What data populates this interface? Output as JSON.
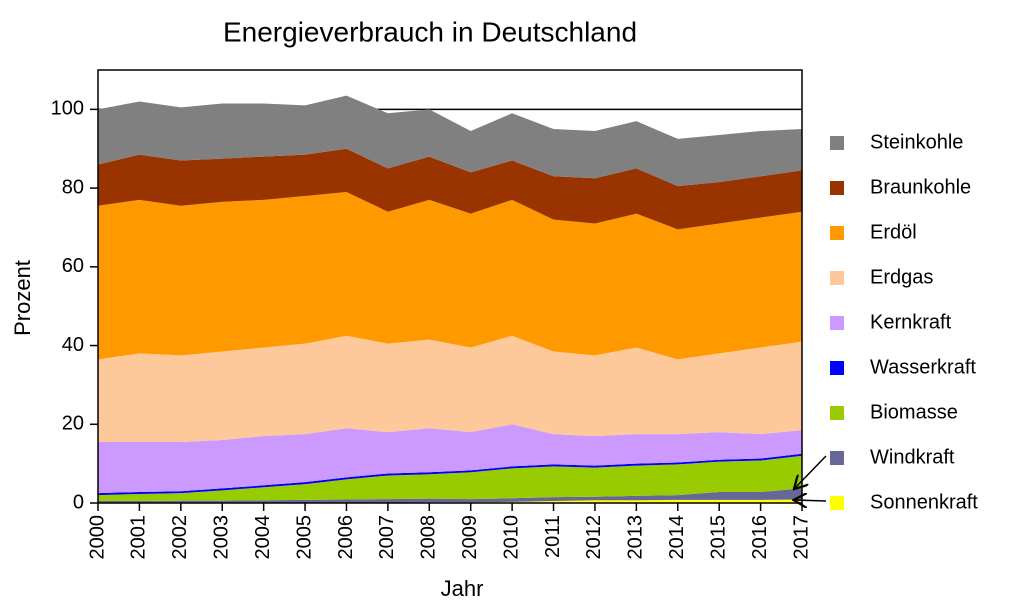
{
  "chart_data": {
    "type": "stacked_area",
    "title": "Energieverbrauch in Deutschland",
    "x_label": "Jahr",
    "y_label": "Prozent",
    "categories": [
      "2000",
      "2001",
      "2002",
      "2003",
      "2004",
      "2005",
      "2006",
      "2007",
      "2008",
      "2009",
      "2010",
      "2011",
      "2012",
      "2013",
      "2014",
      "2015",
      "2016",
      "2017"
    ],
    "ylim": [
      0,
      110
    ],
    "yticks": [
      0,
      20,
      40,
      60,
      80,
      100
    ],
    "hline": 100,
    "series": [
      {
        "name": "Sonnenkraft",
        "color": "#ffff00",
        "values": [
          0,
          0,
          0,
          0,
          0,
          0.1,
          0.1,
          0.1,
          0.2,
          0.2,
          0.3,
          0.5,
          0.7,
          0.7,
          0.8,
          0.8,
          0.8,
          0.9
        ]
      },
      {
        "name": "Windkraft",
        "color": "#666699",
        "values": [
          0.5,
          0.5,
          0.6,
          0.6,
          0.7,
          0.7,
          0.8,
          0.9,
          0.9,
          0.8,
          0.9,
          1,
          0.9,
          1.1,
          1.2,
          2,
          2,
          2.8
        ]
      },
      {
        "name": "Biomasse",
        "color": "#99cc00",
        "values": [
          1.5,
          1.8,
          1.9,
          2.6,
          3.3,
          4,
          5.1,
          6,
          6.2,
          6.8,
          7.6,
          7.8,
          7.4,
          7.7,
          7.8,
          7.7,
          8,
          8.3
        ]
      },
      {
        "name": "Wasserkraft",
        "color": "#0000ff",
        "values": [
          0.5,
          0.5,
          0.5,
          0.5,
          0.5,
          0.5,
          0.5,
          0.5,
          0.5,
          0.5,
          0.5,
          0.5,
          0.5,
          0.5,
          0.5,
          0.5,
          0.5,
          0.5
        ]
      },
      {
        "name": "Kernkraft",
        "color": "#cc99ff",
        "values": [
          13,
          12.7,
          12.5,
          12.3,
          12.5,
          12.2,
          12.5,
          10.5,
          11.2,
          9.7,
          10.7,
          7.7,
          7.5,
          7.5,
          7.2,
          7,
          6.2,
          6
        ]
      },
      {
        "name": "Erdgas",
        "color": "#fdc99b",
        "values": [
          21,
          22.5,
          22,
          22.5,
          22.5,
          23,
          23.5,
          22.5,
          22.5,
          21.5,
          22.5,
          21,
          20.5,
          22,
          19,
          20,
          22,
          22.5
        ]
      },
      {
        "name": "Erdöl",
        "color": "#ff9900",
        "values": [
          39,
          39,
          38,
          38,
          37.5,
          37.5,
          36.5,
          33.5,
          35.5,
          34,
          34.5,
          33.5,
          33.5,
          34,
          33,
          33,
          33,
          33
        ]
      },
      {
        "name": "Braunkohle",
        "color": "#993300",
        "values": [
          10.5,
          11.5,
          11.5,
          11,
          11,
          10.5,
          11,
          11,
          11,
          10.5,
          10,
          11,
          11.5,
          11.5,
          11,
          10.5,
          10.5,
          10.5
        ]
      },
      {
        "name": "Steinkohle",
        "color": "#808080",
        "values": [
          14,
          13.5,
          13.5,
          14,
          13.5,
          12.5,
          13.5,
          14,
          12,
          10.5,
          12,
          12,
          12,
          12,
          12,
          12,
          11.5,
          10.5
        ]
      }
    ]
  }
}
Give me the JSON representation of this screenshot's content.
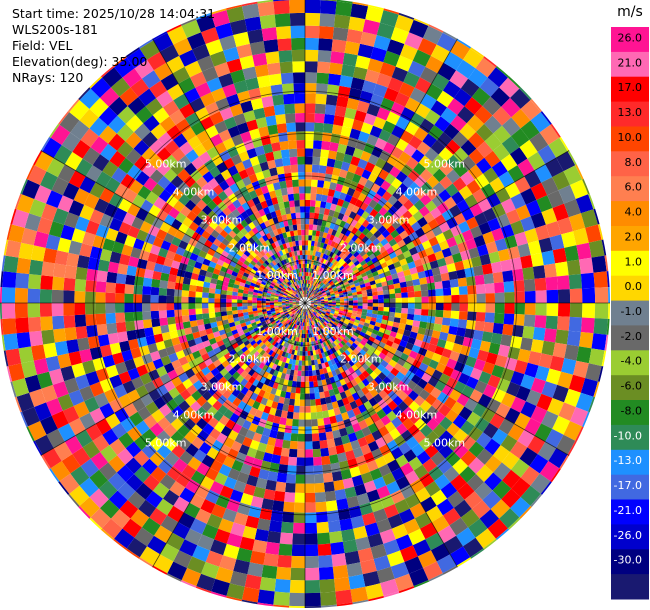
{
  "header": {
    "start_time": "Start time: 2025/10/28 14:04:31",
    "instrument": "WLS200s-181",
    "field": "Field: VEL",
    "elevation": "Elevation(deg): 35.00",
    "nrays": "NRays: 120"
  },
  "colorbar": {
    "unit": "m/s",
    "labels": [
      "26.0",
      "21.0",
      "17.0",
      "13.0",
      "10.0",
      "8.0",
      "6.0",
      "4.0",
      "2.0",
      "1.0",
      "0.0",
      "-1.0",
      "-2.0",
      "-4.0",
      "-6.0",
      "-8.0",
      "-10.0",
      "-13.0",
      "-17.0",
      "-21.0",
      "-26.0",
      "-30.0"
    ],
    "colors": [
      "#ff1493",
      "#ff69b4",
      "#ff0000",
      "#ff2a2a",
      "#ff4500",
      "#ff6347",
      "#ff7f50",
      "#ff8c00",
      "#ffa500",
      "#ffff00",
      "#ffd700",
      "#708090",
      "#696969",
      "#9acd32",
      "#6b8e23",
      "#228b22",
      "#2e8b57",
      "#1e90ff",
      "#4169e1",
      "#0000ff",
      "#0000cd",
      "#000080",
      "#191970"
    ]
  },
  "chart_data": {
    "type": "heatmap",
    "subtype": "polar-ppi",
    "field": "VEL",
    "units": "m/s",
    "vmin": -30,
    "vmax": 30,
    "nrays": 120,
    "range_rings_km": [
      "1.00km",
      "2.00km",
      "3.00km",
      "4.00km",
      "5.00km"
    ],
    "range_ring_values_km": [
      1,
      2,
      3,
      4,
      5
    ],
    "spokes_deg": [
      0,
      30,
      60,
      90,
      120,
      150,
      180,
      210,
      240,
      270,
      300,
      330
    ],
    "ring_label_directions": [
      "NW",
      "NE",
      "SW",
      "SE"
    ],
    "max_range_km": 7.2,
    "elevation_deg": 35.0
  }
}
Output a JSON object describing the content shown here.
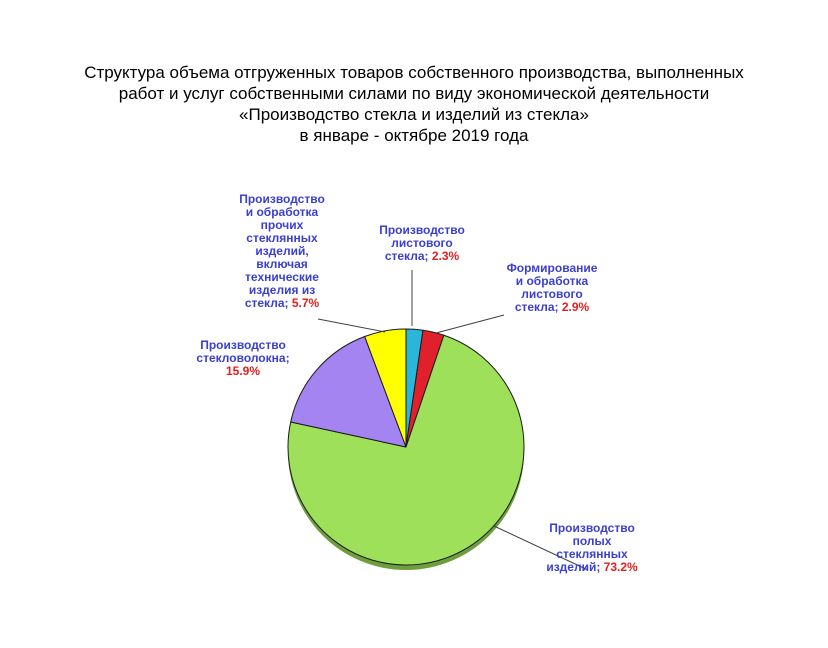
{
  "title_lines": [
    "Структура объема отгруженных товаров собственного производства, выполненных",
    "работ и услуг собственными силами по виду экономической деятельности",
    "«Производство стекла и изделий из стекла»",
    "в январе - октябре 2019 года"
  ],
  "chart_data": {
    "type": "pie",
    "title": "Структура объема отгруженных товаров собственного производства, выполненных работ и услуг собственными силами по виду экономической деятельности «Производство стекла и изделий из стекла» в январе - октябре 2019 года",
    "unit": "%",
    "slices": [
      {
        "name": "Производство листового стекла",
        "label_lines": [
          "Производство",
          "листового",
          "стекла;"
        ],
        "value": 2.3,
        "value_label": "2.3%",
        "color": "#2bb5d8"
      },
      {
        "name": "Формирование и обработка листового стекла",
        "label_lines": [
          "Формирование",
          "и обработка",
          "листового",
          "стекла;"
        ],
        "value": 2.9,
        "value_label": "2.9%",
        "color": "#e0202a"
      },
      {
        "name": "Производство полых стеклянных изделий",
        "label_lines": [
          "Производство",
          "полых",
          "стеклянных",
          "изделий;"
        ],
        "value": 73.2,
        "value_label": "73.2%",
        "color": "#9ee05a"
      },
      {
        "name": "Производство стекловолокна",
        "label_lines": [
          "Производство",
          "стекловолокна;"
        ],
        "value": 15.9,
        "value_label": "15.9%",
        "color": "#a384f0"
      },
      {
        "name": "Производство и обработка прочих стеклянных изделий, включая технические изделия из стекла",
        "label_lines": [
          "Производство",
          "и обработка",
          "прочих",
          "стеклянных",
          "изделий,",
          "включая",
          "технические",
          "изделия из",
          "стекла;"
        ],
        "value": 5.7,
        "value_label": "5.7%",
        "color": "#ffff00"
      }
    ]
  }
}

______

### Set task
Print all entries exactly. The images do not belong in the copy.

### Result for this exercise
What data populates this interface? Output as JSON.
{
  "chart_data": {
    "type": "stacked_area",
    "title": "Energieverbrauch in Deutschland",
    "x_label": "Jahr",
    "y_label": "Prozent",
    "categories": [
      "2000",
      "2001",
      "2002",
      "2003",
      "2004",
      "2005",
      "2006",
      "2007",
      "2008",
      "2009",
      "2010",
      "2011",
      "2012",
      "2013",
      "2014",
      "2015",
      "2016",
      "2017"
    ],
    "ylim": [
      0,
      110
    ],
    "yticks": [
      0,
      20,
      40,
      60,
      80,
      100
    ],
    "hline": 100,
    "series": [
      {
        "name": "Sonnenkraft",
        "color": "#ffff00",
        "values": [
          0,
          0,
          0,
          0,
          0,
          0.1,
          0.1,
          0.1,
          0.2,
          0.2,
          0.3,
          0.5,
          0.7,
          0.7,
          0.8,
          0.8,
          0.8,
          0.9
        ]
      },
      {
        "name": "Windkraft",
        "color": "#666699",
        "values": [
          0.5,
          0.5,
          0.6,
          0.6,
          0.7,
          0.7,
          0.8,
          0.9,
          0.9,
          0.8,
          0.9,
          1,
          0.9,
          1.1,
          1.2,
          2,
          2,
          2.8
        ]
      },
      {
        "name": "Biomasse",
        "color": "#99cc00",
        "values": [
          1.5,
          1.8,
          1.9,
          2.6,
          3.3,
          4,
          5.1,
          6,
          6.2,
          6.8,
          7.6,
          7.8,
          7.4,
          7.7,
          7.8,
          7.7,
          8,
          8.3
        ]
      },
      {
        "name": "Wasserkraft",
        "color": "#0000ff",
        "values": [
          0.5,
          0.5,
          0.5,
          0.5,
          0.5,
          0.5,
          0.5,
          0.5,
          0.5,
          0.5,
          0.5,
          0.5,
          0.5,
          0.5,
          0.5,
          0.5,
          0.5,
          0.5
        ]
      },
      {
        "name": "Kernkraft",
        "color": "#cc99ff",
        "values": [
          13,
          12.7,
          12.5,
          12.3,
          12.5,
          12.2,
          12.5,
          10.5,
          11.2,
          9.7,
          10.7,
          7.7,
          7.5,
          7.5,
          7.2,
          7,
          6.2,
          6
        ]
      },
      {
        "name": "Erdgas",
        "color": "#fdc99b",
        "values": [
          21,
          22.5,
          22,
          22.5,
          22.5,
          23,
          23.5,
          22.5,
          22.5,
          21.5,
          22.5,
          21,
          20.5,
          22,
          19,
          20,
          22,
          22.5
        ]
      },
      {
        "name": "Erdöl",
        "color": "#ff9900",
        "values": [
          39,
          39,
          38,
          38,
          37.5,
          37.5,
          36.5,
          33.5,
          35.5,
          34,
          34.5,
          33.5,
          33.5,
          34,
          33,
          33,
          33,
          33
        ]
      },
      {
        "name": "Braunkohle",
        "color": "#993300",
        "values": [
          10.5,
          11.5,
          11.5,
          11,
          11,
          10.5,
          11,
          11,
          11,
          10.5,
          10,
          11,
          11.5,
          11.5,
          11,
          10.5,
          10.5,
          10.5
        ]
      },
      {
        "name": "Steinkohle",
        "color": "#808080",
        "values": [
          14,
          13.5,
          13.5,
          14,
          13.5,
          12.5,
          13.5,
          14,
          12,
          10.5,
          12,
          12,
          12,
          12,
          12,
          12,
          11.5,
          10.5
        ]
      }
    ]
  }
}
Give me the JSON representation of this screenshot's content.
{
  "header": {
    "start_time": "Start time: 2025/10/28 14:04:31",
    "instrument": "WLS200s-181",
    "field": "Field: VEL",
    "elevation": "Elevation(deg): 35.00",
    "nrays": "NRays: 120"
  },
  "colorbar": {
    "unit": "m/s",
    "labels": [
      "26.0",
      "21.0",
      "17.0",
      "13.0",
      "10.0",
      "8.0",
      "6.0",
      "4.0",
      "2.0",
      "1.0",
      "0.0",
      "-1.0",
      "-2.0",
      "-4.0",
      "-6.0",
      "-8.0",
      "-10.0",
      "-13.0",
      "-17.0",
      "-21.0",
      "-26.0",
      "-30.0"
    ],
    "colors": [
      "#ff1493",
      "#ff69b4",
      "#ff0000",
      "#ff2a2a",
      "#ff4500",
      "#ff6347",
      "#ff7f50",
      "#ff8c00",
      "#ffa500",
      "#ffff00",
      "#ffd700",
      "#708090",
      "#696969",
      "#9acd32",
      "#6b8e23",
      "#228b22",
      "#2e8b57",
      "#1e90ff",
      "#4169e1",
      "#0000ff",
      "#0000cd",
      "#000080",
      "#191970"
    ]
  },
  "chart_data": {
    "type": "heatmap",
    "subtype": "polar-ppi",
    "field": "VEL",
    "units": "m/s",
    "vmin": -30,
    "vmax": 30,
    "nrays": 120,
    "range_rings_km": [
      "1.00km",
      "2.00km",
      "3.00km",
      "4.00km",
      "5.00km"
    ],
    "range_ring_values_km": [
      1,
      2,
      3,
      4,
      5
    ],
    "spokes_deg": [
      0,
      30,
      60,
      90,
      120,
      150,
      180,
      210,
      240,
      270,
      300,
      330
    ],
    "ring_label_directions": [
      "NW",
      "NE",
      "SW",
      "SE"
    ],
    "max_range_km": 7.2,
    "elevation_deg": 35.0
  }
}
Output a JSON object describing the content shown here.
{
  "title_lines": [
    "Структура объема отгруженных товаров собственного производства, выполненных",
    "работ и услуг собственными силами по виду экономической деятельности",
    "«Производство стекла и изделий из стекла»",
    "в январе - октябре 2019 года"
  ],
  "chart_data": {
    "type": "pie",
    "title": "Структура объема отгруженных товаров собственного производства, выполненных работ и услуг собственными силами по виду экономической деятельности «Производство стекла и изделий из стекла» в январе - октябре 2019 года",
    "unit": "%",
    "slices": [
      {
        "name": "Производство листового стекла",
        "label_lines": [
          "Производство",
          "листового",
          "стекла;"
        ],
        "value": 2.3,
        "value_label": "2.3%",
        "color": "#2bb5d8"
      },
      {
        "name": "Формирование и обработка листового стекла",
        "label_lines": [
          "Формирование",
          "и обработка",
          "листового",
          "стекла;"
        ],
        "value": 2.9,
        "value_label": "2.9%",
        "color": "#e0202a"
      },
      {
        "name": "Производство полых стеклянных изделий",
        "label_lines": [
          "Производство",
          "полых",
          "стеклянных",
          "изделий;"
        ],
        "value": 73.2,
        "value_label": "73.2%",
        "color": "#9ee05a"
      },
      {
        "name": "Производство стекловолокна",
        "label_lines": [
          "Производство",
          "стекловолокна;"
        ],
        "value": 15.9,
        "value_label": "15.9%",
        "color": "#a384f0"
      },
      {
        "name": "Производство и обработка прочих стеклянных изделий, включая технические изделия из стекла",
        "label_lines": [
          "Производство",
          "и обработка",
          "прочих",
          "стеклянных",
          "изделий,",
          "включая",
          "технические",
          "изделия из",
          "стекла;"
        ],
        "value": 5.7,
        "value_label": "5.7%",
        "color": "#ffff00"
      }
    ]
  }
}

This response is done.